• [AIM]: Every entry should be repeated exactly. Omit the pictures.

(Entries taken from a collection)
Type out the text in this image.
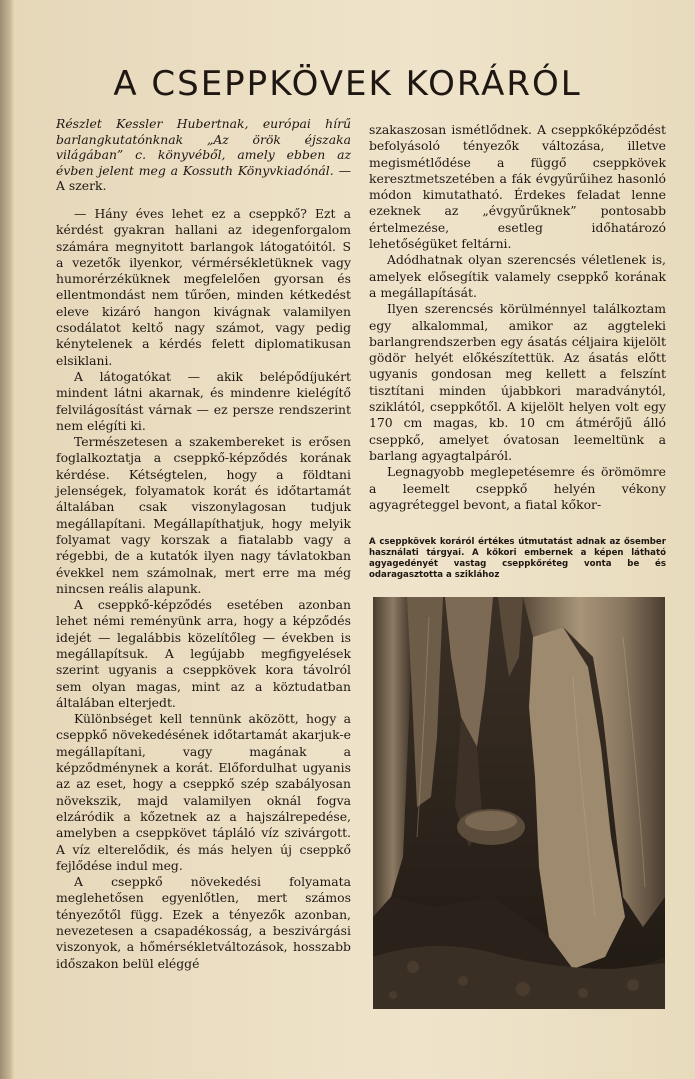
A CSEPPKÖVEK KORÁRÓL

Részlet Kessler Hubertnak, európai hírű barlangkutatónknak „Az örök éjszaka világában” c. könyvéből, amely ebben az évben jelent meg a Kossuth Könyvkiadónál. — A szerk.

— Hány éves lehet ez a cseppkő? Ezt a kérdést gyakran hallani az idegenforgalom számára megnyitott barlangok látogatóitól. S a vezetők ilyenkor, vérmérsékletüknek vagy humorérzéküknek megfelelően gyorsan és ellentmondást nem tűrően, minden kétkedést eleve kizáró hangon kivágnak valamilyen csodálatot keltő nagy számot, vagy pedig kénytelenek a kérdés felett diplomatikusan elsiklani.

A látogatókat — akik belépődíjukért mindent látni akarnak, és mindenre kielégítő felvilágosítást várnak — ez persze rendszerint nem elégíti ki.

Természetesen a szakembereket is erősen foglalkoztatja a cseppkő-képződés korának kérdése. Kétségtelen, hogy a földtani jelenségek, folyamatok korát és időtartamát általában csak viszonylagosan tudjuk megállapítani. Megállapíthatjuk, hogy melyik folyamat vagy korszak a fiatalabb vagy a régebbi, de a kutatók ilyen nagy távlatokban évekkel nem számolnak, mert erre ma még nincsen reális alapunk.

A cseppkő-képződés esetében azonban lehet némi reményünk arra, hogy a képződés idejét — legalábbis közelítőleg — években is megállapítsuk. A legújabb megfigyelések szerint ugyanis a cseppkövek kora távolról sem olyan magas, mint az a köztudatban általában elterjedt.

Különbséget kell tennünk aközött, hogy a cseppkő növekedésének időtartamát akarjuk-e megállapítani, vagy magának a képződménynek a korát. Előfordulhat ugyanis az az eset, hogy a cseppkő szép szabályosan növekszik, majd valamilyen oknál fogva elzáródik a kőzetnek az a hajszálrepedése, amelyben a cseppkövet tápláló víz szivárgott. A víz elterelődik, és más helyen új cseppkő fejlődése indul meg.

A cseppkő növekedési folyamata meglehetősen egyenlőtlen, mert számos tényezőtől függ. Ezek a tényezők azonban, nevezetesen a csapadékosság, a beszivárgási viszonyok, a hőmérsékletváltozások, hosszabb időszakon belül eléggé

szakaszosan ismétlődnek. A cseppkőképződést befolyásoló tényezők változása, illetve megismétlődése a függő cseppkövek keresztmetszetében a fák évgyűrűihez hasonló módon kimutatható. Érdekes feladat lenne ezeknek az „évgyűrűknek” pontosabb értelmezése, esetleg időhatározó lehetőségüket feltárni.

Adódhatnak olyan szerencsés véletlenek is, amelyek elősegítik valamely cseppkő korának a megállapítását.

Ilyen szerencsés körülménnyel találkoztam egy alkalommal, amikor az aggteleki barlangrendszerben egy ásatás céljaira kijelölt gödör helyét előkészítettük. Az ásatás előtt ugyanis gondosan meg kellett a felszínt tisztítani minden újabbkori maradványtól, sziklától, cseppkőtől. A kijelölt helyen volt egy 170 cm magas, kb. 10 cm átmérőjű álló cseppkő, amelyet óvatosan leemeltünk a barlang agyagtalpáról.

Legnagyobb meglepetésemre és örömömre a leemelt cseppkő helyén vékony agyagréteggel bevont, a fiatal kőkor-

A cseppkövek koráról értékes útmutatást adnak az ősember használati tárgyai. A kőkori embernek a képen látható agyagedényét vastag cseppkőréteg vonta be és odaragasztotta a sziklához
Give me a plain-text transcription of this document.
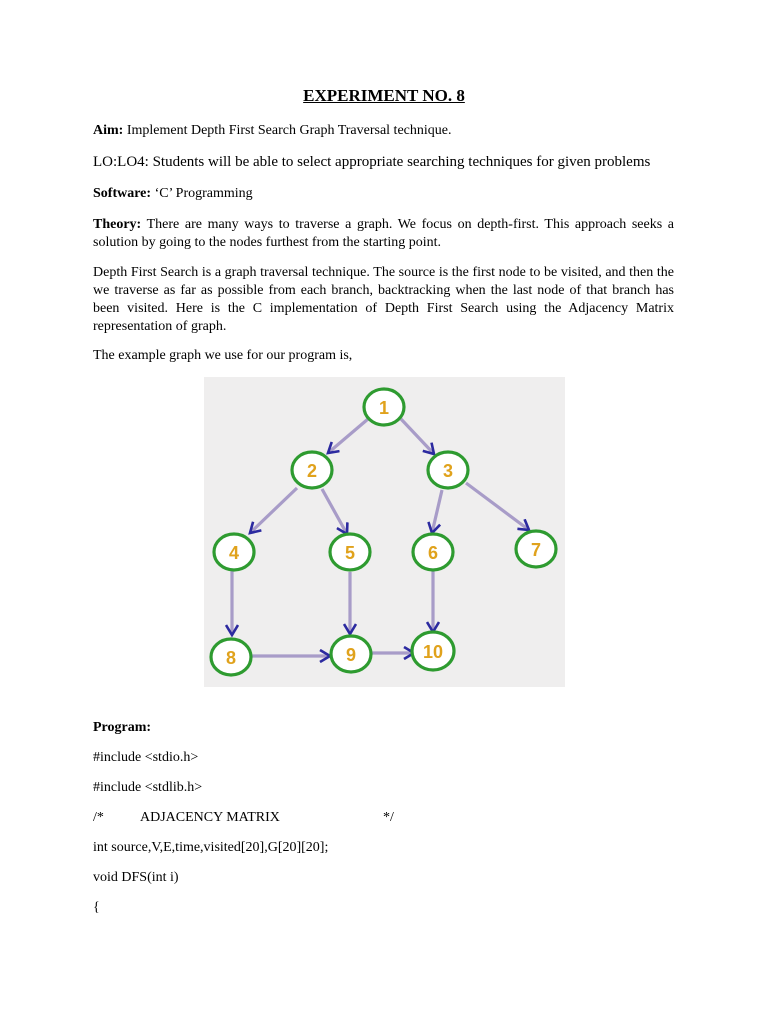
EXPERIMENT NO. 8
Aim: Implement Depth First Search Graph Traversal technique.
LO:LO4: Students will be able to select appropriate searching techniques for given problems
Software: ‘C’ Programming
Theory: There are many ways to traverse a graph. We focus on depth-first. This approach seeks a solution by going to the nodes furthest from the starting point.
Depth First Search is a graph traversal technique. The source is the first node to be visited, and then the we traverse as far as possible from each branch, backtracking when the last node of that branch has been visited. Here is the C implementation of Depth First Search using the Adjacency Matrix representation of graph.
The example graph we use for our program is,
1
2	3
4	5	6	7
8	9	10
Program:
#include <stdio.h>
#include <stdlib.h>
/*	ADJACENCY MATRIX	*/
int source,V,E,time,visited[20],G[20][20];
void DFS(int i)
{
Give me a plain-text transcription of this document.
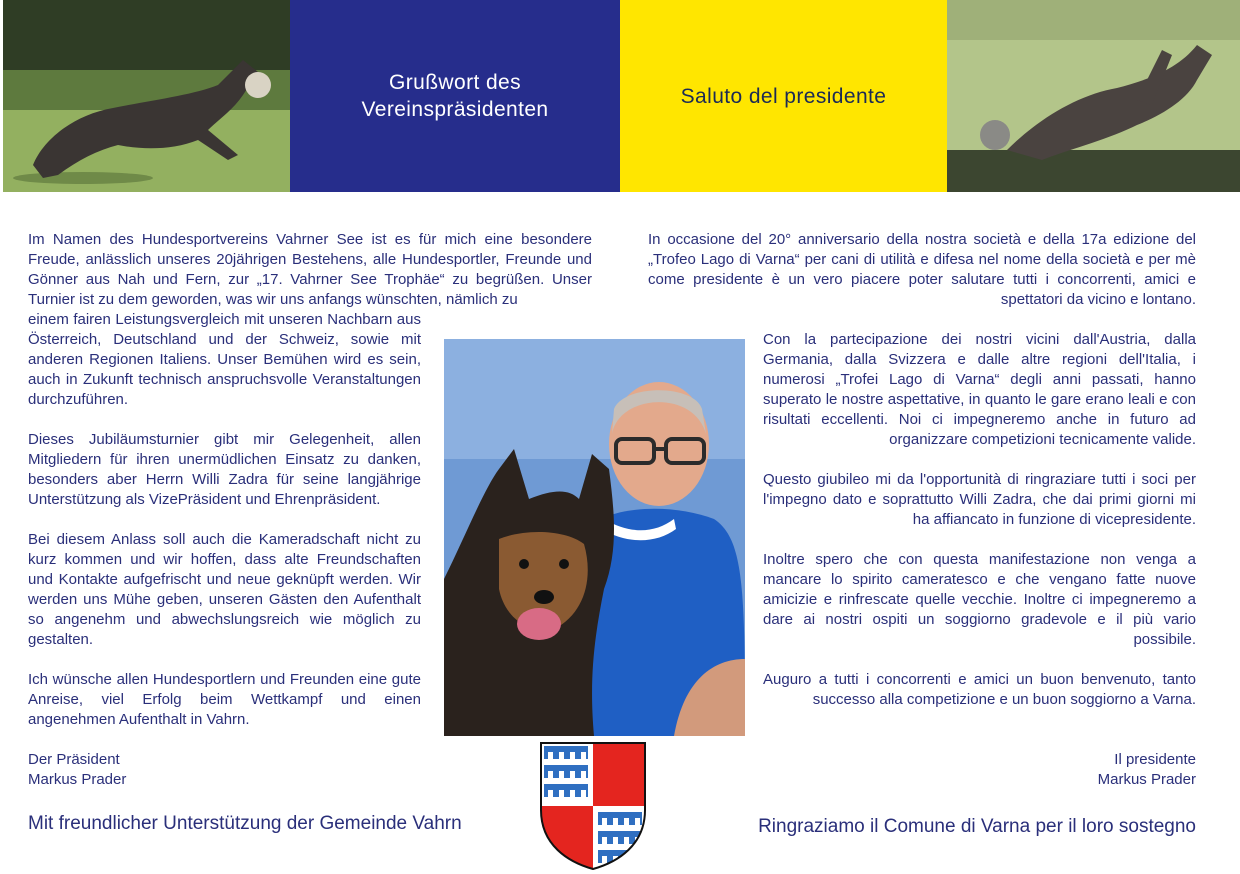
Grußwort des
Vereinspräsidenten
Saluto del presidente

Im Namen des Hundesportvereins Vahrner See ist es für mich eine besondere Freude, anlässlich unseres 20jährigen Bestehens, alle Hundesportler, Freunde und Gönner aus Nah und Fern, zur „17. Vahrner See Trophäe“ zu begrüßen. Unser Turnier ist zu dem geworden, was wir uns anfangs wünschten, nämlich zu

einem fairen Leistungsvergleich mit unseren Nachbarn aus Österreich, Deutschland und der Schweiz, sowie mit anderen Regionen Italiens. Unser Bemühen wird es sein, auch in Zukunft technisch anspruchsvolle Veranstaltungen durchzuführen.

Dieses Jubiläumsturnier gibt mir Gelegenheit, allen Mitgliedern für ihren unermüdlichen Einsatz zu danken, besonders aber Herrn Willi Zadra für seine langjährige Unterstützung als VizePräsident und Ehrenpräsident.

Bei diesem Anlass soll auch die Kameradschaft nicht zu kurz kommen und wir hoffen, dass alte Freundschaften und Kontakte aufgefrischt und neue geknüpft werden. Wir werden uns Mühe geben, unseren Gästen den Aufenthalt so angenehm und abwechslungsreich wie möglich zu gestalten.

Ich wünsche allen Hundesportlern und Freunden eine gute Anreise, viel Erfolg beim Wettkampf und einen angenehmen Aufenthalt in Vahrn.

Der Präsident
Markus Prader
Mit freundlicher Unterstützung der Gemeinde Vahrn

In occasione del 20° anniversario della nostra società e della 17a edizione del „Trofeo Lago di Varna“ per cani di utilità e difesa nel nome della società e per mè come presidente è un vero piacere poter salutare tutti i concorrenti, amici e spettatori da vicino e lontano.

Con la partecipazione dei nostri vicini dall'Austria, dalla Germania, dalla Svizzera e dalle altre regioni dell'Italia, i numerosi „Trofei Lago di Varna“ degli anni passati, hanno superato le nostre aspettative, in quanto le gare erano leali e con risultati eccellenti. Noi ci impegneremo anche in futuro ad organizzare competizioni tecnicamente valide.

Questo giubileo mi da l'opportunità di ringraziare tutti i soci per l'impegno dato e soprattutto Willi Zadra, che dai primi giorni mi ha affiancato in funzione di vicepresidente.

Inoltre spero che con questa manifestazione non venga a mancare lo spirito cameratesco e che vengano fatte nuove amicizie e rinfrescate quelle vecchie. Inoltre ci impegneremo a dare ai nostri ospiti un soggiorno gradevole e il più vario possibile.

Auguro a tutti i concorrenti e amici un buon benvenuto, tanto successo alla competizione e un buon soggiorno a Varna.

Il presidente
Markus Prader
Ringraziamo il Comune di Varna per il loro sostegno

• [THE RESPONSE]:
Type out the text in this image.
A CSEPPKÖVEK KORÁRÓL

Részlet Kessler Hubertnak, európai hírű barlangkutatónknak „Az örök éjszaka világában” c. könyvéből, amely ebben az évben jelent meg a Kossuth Könyvkiadónál. — A szerk.

— Hány éves lehet ez a cseppkő? Ezt a kérdést gyakran hallani az idegenforgalom számára megnyitott barlangok látogatóitól. S a vezetők ilyenkor, vérmérsékletüknek vagy humorérzéküknek megfelelően gyorsan és ellentmondást nem tűrően, minden kétkedést eleve kizáró hangon kivágnak valamilyen csodálatot keltő nagy számot, vagy pedig kénytelenek a kérdés felett diplomatikusan elsiklani.

A látogatókat — akik belépődíjukért mindent látni akarnak, és mindenre kielégítő felvilágosítást várnak — ez persze rendszerint nem elégíti ki.

Természetesen a szakembereket is erősen foglalkoztatja a cseppkő-képződés korának kérdése. Kétségtelen, hogy a földtani jelenségek, folyamatok korát és időtartamát általában csak viszonylagosan tudjuk megállapítani. Megállapíthatjuk, hogy melyik folyamat vagy korszak a fiatalabb vagy a régebbi, de a kutatók ilyen nagy távlatokban évekkel nem számolnak, mert erre ma még nincsen reális alapunk.

A cseppkő-képződés esetében azonban lehet némi reményünk arra, hogy a képződés idejét — legalábbis közelítőleg — években is megállapítsuk. A legújabb megfigyelések szerint ugyanis a cseppkövek kora távolról sem olyan magas, mint az a köztudatban általában elterjedt.

Különbséget kell tennünk aközött, hogy a cseppkő növekedésének időtartamát akarjuk-e megállapítani, vagy magának a képződménynek a korát. Előfordulhat ugyanis az az eset, hogy a cseppkő szép szabályosan növekszik, majd valamilyen oknál fogva elzáródik a kőzetnek az a hajszálrepedése, amelyben a cseppkövet tápláló víz szivárgott. A víz elterelődik, és más helyen új cseppkő fejlődése indul meg.

A cseppkő növekedési folyamata meglehetősen egyenlőtlen, mert számos tényezőtől függ. Ezek a tényezők azonban, nevezetesen a csapadékosság, a beszivárgási viszonyok, a hőmérsékletváltozások, hosszabb időszakon belül eléggé

szakaszosan ismétlődnek. A cseppkőképződést befolyásoló tényezők változása, illetve megismétlődése a függő cseppkövek keresztmetszetében a fák évgyűrűihez hasonló módon kimutatható. Érdekes feladat lenne ezeknek az „évgyűrűknek” pontosabb értelmezése, esetleg időhatározó lehetőségüket feltárni.

Adódhatnak olyan szerencsés véletlenek is, amelyek elősegítik valamely cseppkő korának a megállapítását.

Ilyen szerencsés körülménnyel találkoztam egy alkalommal, amikor az aggteleki barlangrendszerben egy ásatás céljaira kijelölt gödör helyét előkészítettük. Az ásatás előtt ugyanis gondosan meg kellett a felszínt tisztítani minden újabbkori maradványtól, sziklától, cseppkőtől. A kijelölt helyen volt egy 170 cm magas, kb. 10 cm átmérőjű álló cseppkő, amelyet óvatosan leemeltünk a barlang agyagtalpáról.

Legnagyobb meglepetésemre és örömömre a leemelt cseppkő helyén vékony agyagréteggel bevont, a fiatal kőkor-

A cseppkövek koráról értékes útmutatást adnak az ősember használati tárgyai. A kőkori embernek a képen látható agyagedényét vastag cseppkőréteg vonta be és odaragasztotta a sziklához
Give me a plain-text transcription of this document.
EXPERIMENT NO. 8
Aim: Implement Depth First Search Graph Traversal technique.
LO:LO4: Students will be able to select appropriate searching techniques for given problems
Software: ‘C’ Programming
Theory: There are many ways to traverse a graph. We focus on depth-first. This approach seeks a solution by going to the nodes furthest from the starting point.
Depth First Search is a graph traversal technique. The source is the first node to be visited, and then the we traverse as far as possible from each branch, backtracking when the last node of that branch has been visited. Here is the C implementation of Depth First Search using the Adjacency Matrix representation of graph.
The example graph we use for our program is,
1
2	3
4	5	6	7
8	9	10
Program:
#include <stdio.h>
#include <stdlib.h>
/*	ADJACENCY MATRIX	*/
int source,V,E,time,visited[20],G[20][20];
void DFS(int i)
{
Give me a plain-text transcription of this document.
Grußwort des
Vereinspräsidenten
Saluto del presidente

Im Namen des Hundesportvereins Vahrner See ist es für mich eine besondere Freude, anlässlich unseres 20jährigen Bestehens, alle Hundesportler, Freunde und Gönner aus Nah und Fern, zur „17. Vahrner See Trophäe“ zu begrüßen. Unser Turnier ist zu dem geworden, was wir uns anfangs wünschten, nämlich zu

einem fairen Leistungsvergleich mit unseren Nachbarn aus Österreich, Deutschland und der Schweiz, sowie mit anderen Regionen Italiens. Unser Bemühen wird es sein, auch in Zukunft technisch anspruchsvolle Veranstaltungen durchzuführen.

Dieses Jubiläumsturnier gibt mir Gelegenheit, allen Mitgliedern für ihren unermüdlichen Einsatz zu danken, besonders aber Herrn Willi Zadra für seine langjährige Unterstützung als VizePräsident und Ehrenpräsident.

Bei diesem Anlass soll auch die Kameradschaft nicht zu kurz kommen und wir hoffen, dass alte Freundschaften und Kontakte aufgefrischt und neue geknüpft werden. Wir werden uns Mühe geben, unseren Gästen den Aufenthalt so angenehm und abwechslungsreich wie möglich zu gestalten.

Ich wünsche allen Hundesportlern und Freunden eine gute Anreise, viel Erfolg beim Wettkampf und einen angenehmen Aufenthalt in Vahrn.

Der Präsident
Markus Prader
Mit freundlicher Unterstützung der Gemeinde Vahrn

In occasione del 20° anniversario della nostra società e della 17a edizione del „Trofeo Lago di Varna“ per cani di utilità e difesa nel nome della società e per mè come presidente è un vero piacere poter salutare tutti i concorrenti, amici e spettatori da vicino e lontano.

Con la partecipazione dei nostri vicini dall'Austria, dalla Germania, dalla Svizzera e dalle altre regioni dell'Italia, i numerosi „Trofei Lago di Varna“ degli anni passati, hanno superato le nostre aspettative, in quanto le gare erano leali e con risultati eccellenti. Noi ci impegneremo anche in futuro ad organizzare competizioni tecnicamente valide.

Questo giubileo mi da l'opportunità di ringraziare tutti i soci per l'impegno dato e soprattutto Willi Zadra, che dai primi giorni mi ha affiancato in funzione di vicepresidente.

Inoltre spero che con questa manifestazione non venga a mancare lo spirito cameratesco e che vengano fatte nuove amicizie e rinfrescate quelle vecchie. Inoltre ci impegneremo a dare ai nostri ospiti un soggiorno gradevole e il più vario possibile.

Auguro a tutti i concorrenti e amici un buon benvenuto, tanto successo alla competizione e un buon soggiorno a Varna.

Il presidente
Markus Prader
Ringraziamo il Comune di Varna per il loro sostegno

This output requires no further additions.